:: INSTRUCTIONS ::
• A. Answer these questions on the text on lead water pipes, one per line:
(i) In the WaterSafe survey, what percentage of homeowners don't know whether they have lead water pipes?
(ii) What do unpainted lead pipes look like?
(iii) What result of the coin test suggests the pipes are lead?
• B. Pick up the text on lead water pipes after its last sentence and continue it for a few paragraphs.

------ GIVEN TEXT

According to a survey of 2,000 property owners by WaterSafe, 68% of homeowners don’t know if they have potentially harmful lead water pipes in their property.
Water supplied through lead pipes can be bad for your health – especially for babies and children, whose development can be affected.
Julie Spinks, director of WaterSafe is urging property owners to check their homes and business premises for lead water pipes; something plumbing and heating installers can help with.
What do Lead Pipes Look Like?
Lead pipes are distinctly different to copper or plastic.
Unpainted they are dull grey in colour and have rounded swollen joints where they join other pipes.
A simple test to distinguish lead pipes is to scrape the surface gently with a coin – if you uncover shiny silver-coloured metal your pipes are likely to be lead.

------------
------ PROVIDED DATA

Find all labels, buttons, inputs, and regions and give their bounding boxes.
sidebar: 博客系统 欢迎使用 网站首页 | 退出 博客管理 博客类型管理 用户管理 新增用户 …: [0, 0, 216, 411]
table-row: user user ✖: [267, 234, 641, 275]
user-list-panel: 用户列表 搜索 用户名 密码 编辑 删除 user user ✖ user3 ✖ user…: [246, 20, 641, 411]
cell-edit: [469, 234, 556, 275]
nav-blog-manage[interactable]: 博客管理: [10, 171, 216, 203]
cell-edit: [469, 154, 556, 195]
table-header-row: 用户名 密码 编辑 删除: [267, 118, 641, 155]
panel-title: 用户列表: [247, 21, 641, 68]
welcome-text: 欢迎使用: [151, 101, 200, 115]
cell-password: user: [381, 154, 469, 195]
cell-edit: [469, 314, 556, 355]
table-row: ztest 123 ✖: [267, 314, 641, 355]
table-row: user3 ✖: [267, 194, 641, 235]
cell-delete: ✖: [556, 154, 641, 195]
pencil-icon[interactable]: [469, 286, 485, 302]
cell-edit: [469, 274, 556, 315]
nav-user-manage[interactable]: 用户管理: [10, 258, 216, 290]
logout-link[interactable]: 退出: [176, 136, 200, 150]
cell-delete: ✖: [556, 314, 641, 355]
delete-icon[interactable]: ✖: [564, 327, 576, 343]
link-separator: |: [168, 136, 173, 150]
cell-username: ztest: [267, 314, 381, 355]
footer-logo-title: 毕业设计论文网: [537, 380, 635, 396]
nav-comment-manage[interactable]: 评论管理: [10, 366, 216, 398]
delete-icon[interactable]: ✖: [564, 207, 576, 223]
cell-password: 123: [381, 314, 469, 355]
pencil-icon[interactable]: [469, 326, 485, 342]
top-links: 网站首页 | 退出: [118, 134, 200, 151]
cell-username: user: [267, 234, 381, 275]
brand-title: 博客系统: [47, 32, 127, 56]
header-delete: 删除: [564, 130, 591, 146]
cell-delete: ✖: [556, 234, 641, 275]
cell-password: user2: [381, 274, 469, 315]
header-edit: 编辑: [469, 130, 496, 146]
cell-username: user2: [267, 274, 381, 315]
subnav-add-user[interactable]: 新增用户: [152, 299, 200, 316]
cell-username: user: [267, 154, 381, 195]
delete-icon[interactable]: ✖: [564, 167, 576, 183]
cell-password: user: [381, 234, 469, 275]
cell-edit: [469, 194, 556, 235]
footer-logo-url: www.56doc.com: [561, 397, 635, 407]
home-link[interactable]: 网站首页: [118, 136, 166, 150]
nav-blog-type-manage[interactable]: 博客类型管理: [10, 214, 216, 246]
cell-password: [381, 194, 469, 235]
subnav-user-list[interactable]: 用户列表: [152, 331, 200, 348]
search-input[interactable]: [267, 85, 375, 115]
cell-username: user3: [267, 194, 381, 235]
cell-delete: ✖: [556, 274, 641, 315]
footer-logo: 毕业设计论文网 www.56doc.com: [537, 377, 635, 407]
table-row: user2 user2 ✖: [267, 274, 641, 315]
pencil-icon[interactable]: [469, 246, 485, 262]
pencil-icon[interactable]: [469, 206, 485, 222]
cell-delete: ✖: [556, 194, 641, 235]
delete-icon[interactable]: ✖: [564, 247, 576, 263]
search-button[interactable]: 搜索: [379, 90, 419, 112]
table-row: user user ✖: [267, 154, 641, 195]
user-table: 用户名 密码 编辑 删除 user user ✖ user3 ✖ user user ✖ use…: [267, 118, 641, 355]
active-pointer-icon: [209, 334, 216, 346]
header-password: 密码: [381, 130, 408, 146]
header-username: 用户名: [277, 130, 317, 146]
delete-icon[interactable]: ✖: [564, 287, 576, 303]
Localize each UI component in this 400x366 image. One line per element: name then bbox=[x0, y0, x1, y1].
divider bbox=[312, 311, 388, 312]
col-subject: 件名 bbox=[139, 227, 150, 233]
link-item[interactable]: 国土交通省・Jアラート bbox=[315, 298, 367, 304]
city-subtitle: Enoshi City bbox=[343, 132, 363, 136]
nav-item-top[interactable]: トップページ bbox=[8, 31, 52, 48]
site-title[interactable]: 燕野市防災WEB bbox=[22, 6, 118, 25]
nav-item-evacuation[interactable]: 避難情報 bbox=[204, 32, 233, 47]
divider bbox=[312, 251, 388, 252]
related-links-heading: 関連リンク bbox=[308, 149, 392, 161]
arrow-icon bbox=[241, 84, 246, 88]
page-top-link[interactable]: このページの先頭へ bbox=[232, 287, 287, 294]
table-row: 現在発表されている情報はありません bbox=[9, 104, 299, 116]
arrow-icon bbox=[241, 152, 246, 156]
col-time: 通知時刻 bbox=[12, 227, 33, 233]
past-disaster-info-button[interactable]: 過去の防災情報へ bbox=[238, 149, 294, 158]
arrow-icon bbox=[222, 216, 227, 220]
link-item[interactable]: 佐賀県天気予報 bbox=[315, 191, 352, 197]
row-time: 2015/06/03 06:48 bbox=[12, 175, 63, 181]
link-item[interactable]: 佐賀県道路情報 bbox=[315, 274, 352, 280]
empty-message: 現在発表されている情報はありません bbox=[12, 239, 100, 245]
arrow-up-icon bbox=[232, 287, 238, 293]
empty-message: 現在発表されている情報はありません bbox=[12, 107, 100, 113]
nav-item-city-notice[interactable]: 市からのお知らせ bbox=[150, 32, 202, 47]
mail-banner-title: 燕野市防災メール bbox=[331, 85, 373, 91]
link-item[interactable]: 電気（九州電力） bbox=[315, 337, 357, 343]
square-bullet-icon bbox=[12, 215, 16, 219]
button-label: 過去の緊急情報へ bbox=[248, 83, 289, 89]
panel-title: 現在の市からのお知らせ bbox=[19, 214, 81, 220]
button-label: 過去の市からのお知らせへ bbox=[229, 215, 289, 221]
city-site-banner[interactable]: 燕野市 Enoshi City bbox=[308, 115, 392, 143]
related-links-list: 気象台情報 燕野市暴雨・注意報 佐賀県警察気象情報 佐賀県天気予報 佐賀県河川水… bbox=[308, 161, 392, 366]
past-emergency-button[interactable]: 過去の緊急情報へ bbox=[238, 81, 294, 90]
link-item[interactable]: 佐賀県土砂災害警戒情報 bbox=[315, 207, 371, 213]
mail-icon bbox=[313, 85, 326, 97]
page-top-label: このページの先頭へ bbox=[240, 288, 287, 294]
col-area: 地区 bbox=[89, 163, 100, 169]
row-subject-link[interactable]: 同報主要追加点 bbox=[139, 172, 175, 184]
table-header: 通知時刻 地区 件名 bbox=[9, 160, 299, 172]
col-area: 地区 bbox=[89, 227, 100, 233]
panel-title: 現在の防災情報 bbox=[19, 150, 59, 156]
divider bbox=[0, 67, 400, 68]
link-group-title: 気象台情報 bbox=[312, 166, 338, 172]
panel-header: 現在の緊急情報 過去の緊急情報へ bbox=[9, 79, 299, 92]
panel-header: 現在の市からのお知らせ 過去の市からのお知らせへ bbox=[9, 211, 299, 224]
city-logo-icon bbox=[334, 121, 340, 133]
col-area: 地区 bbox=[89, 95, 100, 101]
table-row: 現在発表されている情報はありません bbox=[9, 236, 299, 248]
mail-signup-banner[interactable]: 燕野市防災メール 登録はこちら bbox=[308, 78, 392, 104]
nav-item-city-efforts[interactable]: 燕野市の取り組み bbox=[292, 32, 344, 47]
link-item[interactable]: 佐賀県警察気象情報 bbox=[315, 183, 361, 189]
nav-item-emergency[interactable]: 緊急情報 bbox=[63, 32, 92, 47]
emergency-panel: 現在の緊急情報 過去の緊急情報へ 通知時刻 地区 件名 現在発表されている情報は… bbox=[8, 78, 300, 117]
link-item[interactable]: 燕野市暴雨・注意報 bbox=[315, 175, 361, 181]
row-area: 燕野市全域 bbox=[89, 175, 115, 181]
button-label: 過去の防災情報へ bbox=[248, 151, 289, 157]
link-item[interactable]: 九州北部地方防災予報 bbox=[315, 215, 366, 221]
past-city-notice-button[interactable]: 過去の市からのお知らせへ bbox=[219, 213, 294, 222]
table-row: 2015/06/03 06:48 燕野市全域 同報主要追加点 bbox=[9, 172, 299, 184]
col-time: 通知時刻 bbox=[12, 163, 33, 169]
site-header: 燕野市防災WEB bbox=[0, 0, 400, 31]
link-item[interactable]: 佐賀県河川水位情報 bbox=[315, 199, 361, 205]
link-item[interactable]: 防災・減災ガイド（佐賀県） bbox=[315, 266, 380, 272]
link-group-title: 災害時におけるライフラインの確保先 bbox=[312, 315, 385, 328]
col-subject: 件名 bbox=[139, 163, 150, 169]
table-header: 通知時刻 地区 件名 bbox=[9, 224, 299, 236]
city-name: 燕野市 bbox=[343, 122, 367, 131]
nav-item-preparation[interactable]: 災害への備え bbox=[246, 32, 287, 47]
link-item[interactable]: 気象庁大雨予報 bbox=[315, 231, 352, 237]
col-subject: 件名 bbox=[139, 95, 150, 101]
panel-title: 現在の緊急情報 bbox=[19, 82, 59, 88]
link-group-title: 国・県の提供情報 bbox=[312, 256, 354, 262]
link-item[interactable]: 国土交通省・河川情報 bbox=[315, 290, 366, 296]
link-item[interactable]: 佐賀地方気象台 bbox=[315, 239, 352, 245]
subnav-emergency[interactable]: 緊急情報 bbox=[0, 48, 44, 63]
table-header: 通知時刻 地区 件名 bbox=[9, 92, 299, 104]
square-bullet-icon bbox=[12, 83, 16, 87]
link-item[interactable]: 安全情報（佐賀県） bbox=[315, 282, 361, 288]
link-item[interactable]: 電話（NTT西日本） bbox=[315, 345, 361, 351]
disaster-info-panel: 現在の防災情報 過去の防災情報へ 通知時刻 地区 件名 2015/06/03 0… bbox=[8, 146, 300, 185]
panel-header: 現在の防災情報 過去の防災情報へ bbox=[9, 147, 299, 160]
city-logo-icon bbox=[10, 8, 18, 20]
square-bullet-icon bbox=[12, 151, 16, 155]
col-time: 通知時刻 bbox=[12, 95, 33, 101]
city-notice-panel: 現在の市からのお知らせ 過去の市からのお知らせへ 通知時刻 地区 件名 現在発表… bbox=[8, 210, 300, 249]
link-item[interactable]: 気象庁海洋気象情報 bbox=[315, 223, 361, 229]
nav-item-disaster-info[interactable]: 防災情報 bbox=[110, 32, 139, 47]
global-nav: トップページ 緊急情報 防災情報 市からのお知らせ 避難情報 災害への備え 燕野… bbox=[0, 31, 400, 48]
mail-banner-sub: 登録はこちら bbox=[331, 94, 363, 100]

------------

:: ANSWERS ::
• A.
(i) 68%
(ii) They are dull grey and have rounded, swollen joints where they join other pipes.
(iii) Scraping the surface gently with a coin uncovers shiny, silver-colored metal.

• B.
Lead pipes are more common in older properties – in the UK, lead in plumbing has been banned for more than 25 years, this means properties built before 1970 are most likely affected.
Lead Pipes Need to be Replaced, but Who’s Responsible?
It is the homeowner’s responsibility to replace lead pipes should they find them.
Installers can advise their customers how to locate a water pipe, which usually enters a property through a kitchen cupboard or under the stairs.
Homeowners who believe their drinking water is affected by lead pipes should contact their water supplier, who can test the levels of lead and offer advice on replacing them.